What is required: Consider the data that follows and state how many lines contain the string "целей", using the number alone.

Extracted records
┏━━
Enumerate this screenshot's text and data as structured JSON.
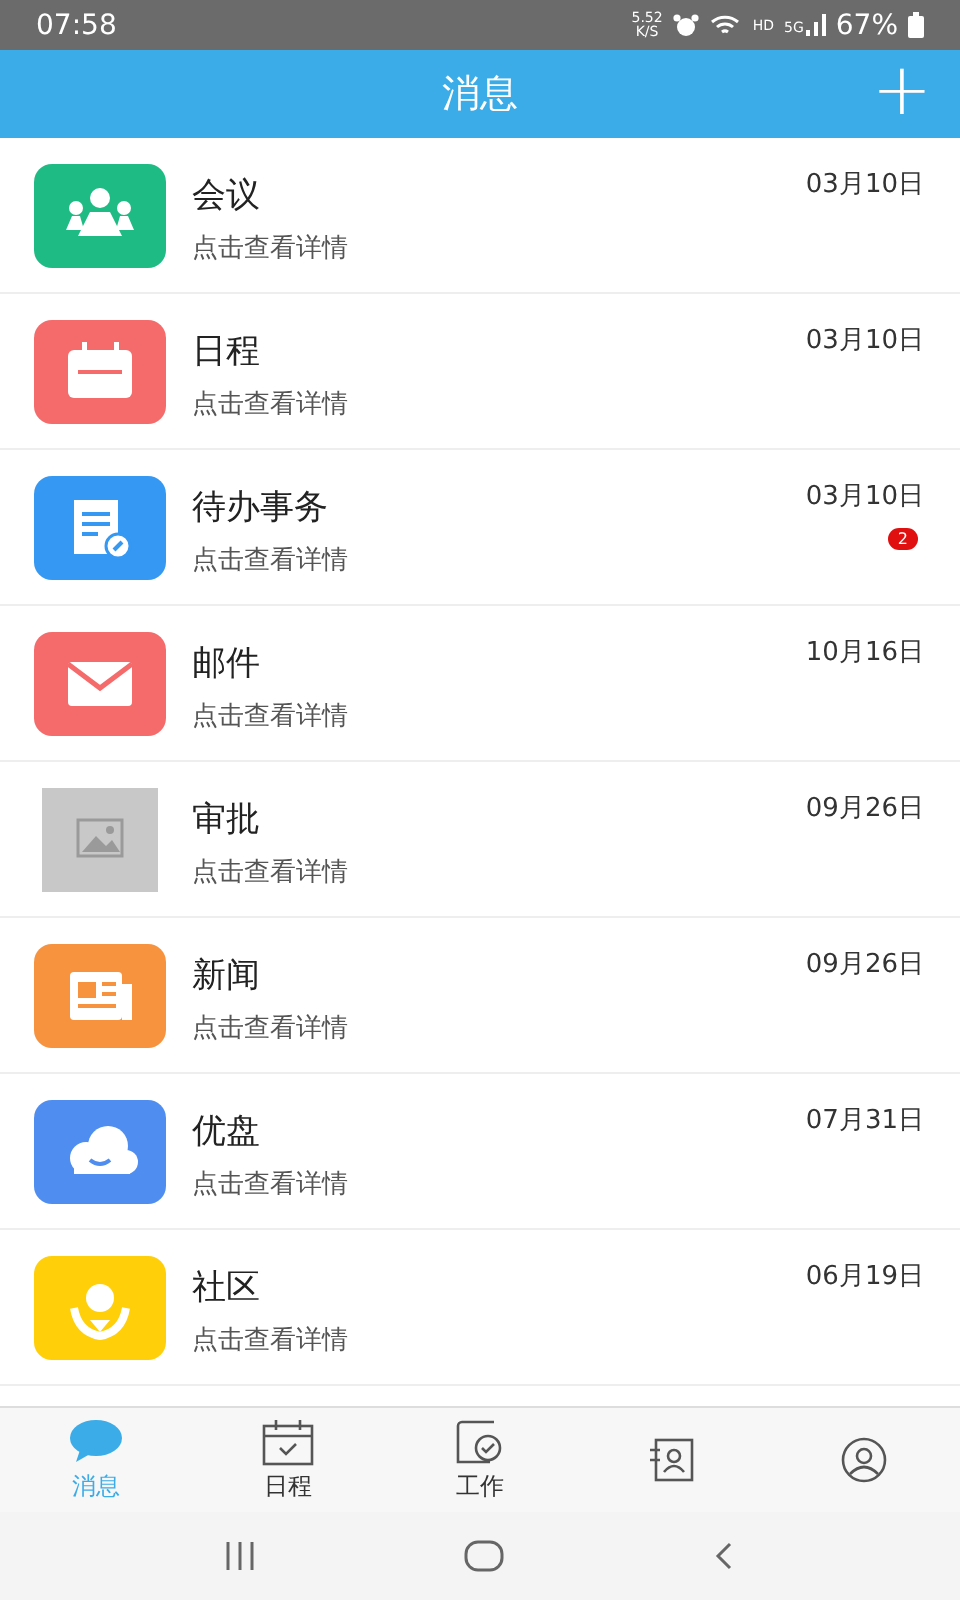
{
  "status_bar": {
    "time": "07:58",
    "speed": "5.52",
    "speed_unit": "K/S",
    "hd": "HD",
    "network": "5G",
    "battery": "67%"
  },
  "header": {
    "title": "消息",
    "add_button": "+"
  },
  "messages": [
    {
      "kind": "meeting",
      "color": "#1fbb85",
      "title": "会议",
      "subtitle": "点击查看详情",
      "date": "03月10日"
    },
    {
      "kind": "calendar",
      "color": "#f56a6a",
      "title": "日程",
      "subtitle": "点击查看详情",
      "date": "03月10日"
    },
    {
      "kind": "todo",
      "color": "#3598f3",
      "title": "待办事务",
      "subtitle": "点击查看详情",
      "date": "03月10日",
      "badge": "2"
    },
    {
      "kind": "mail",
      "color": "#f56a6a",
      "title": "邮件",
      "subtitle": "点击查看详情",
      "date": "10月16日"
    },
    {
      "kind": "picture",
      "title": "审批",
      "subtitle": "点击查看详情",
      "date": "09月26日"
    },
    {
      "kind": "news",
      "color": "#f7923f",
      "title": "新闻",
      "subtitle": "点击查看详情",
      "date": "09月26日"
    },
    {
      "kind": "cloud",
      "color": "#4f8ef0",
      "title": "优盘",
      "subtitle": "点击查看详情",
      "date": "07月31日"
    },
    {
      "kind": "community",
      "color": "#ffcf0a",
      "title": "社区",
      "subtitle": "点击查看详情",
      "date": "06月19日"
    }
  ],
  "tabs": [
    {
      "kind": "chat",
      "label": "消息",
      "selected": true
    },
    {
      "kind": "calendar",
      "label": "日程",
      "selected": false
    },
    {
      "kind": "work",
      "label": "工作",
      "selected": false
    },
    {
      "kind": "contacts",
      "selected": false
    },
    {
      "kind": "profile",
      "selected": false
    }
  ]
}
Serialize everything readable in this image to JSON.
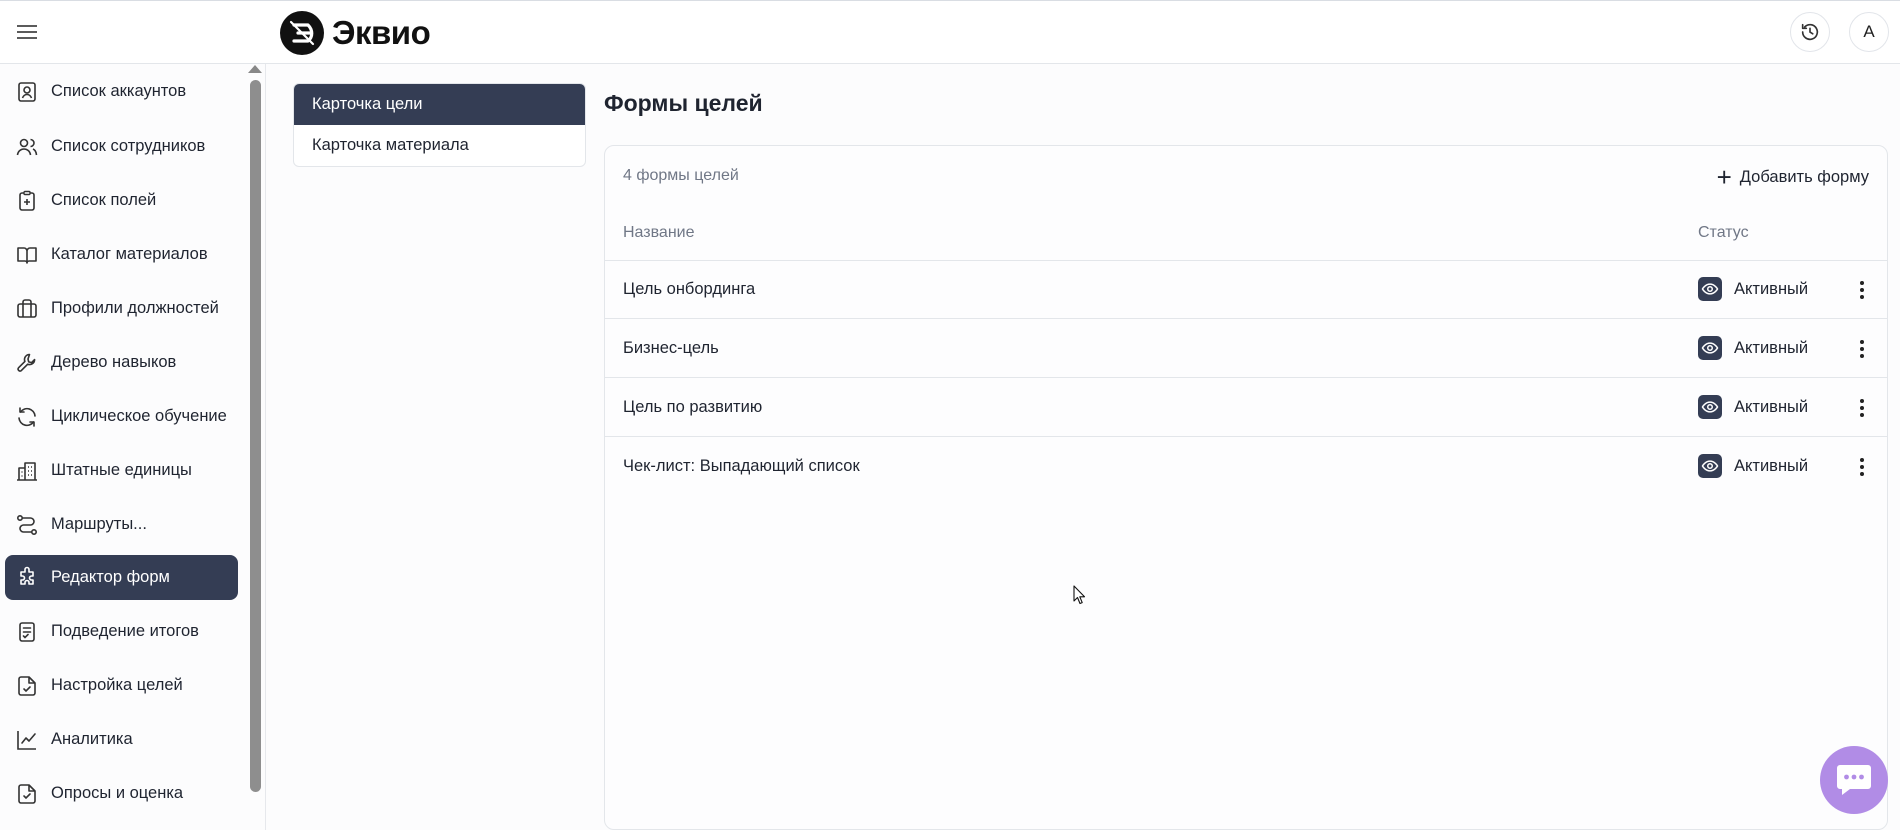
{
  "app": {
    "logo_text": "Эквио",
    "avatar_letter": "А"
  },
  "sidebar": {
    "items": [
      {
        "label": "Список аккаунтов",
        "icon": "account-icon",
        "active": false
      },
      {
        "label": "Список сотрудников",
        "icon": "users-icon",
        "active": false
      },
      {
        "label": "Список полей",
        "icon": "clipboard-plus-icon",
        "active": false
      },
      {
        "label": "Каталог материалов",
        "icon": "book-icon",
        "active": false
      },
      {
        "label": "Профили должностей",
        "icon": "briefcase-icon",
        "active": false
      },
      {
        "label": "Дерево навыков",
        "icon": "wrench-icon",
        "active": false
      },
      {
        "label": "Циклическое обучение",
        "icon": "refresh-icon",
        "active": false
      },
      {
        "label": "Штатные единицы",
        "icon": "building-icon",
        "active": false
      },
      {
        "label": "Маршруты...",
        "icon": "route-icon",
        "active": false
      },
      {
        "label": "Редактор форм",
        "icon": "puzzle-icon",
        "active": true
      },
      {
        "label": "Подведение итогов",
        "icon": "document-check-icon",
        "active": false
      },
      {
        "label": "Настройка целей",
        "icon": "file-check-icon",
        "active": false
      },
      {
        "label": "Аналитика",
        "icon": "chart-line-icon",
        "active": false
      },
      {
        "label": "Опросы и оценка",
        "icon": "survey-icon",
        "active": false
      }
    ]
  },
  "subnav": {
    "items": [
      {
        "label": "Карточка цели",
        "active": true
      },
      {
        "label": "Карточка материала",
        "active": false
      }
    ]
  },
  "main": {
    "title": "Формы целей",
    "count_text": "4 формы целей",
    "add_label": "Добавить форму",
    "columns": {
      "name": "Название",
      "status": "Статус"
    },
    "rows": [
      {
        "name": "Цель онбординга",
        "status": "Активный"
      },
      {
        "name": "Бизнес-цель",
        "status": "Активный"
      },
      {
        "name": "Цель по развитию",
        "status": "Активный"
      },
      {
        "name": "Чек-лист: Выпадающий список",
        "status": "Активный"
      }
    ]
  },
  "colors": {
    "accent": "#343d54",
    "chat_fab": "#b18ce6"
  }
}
┗━━
Final answer: 3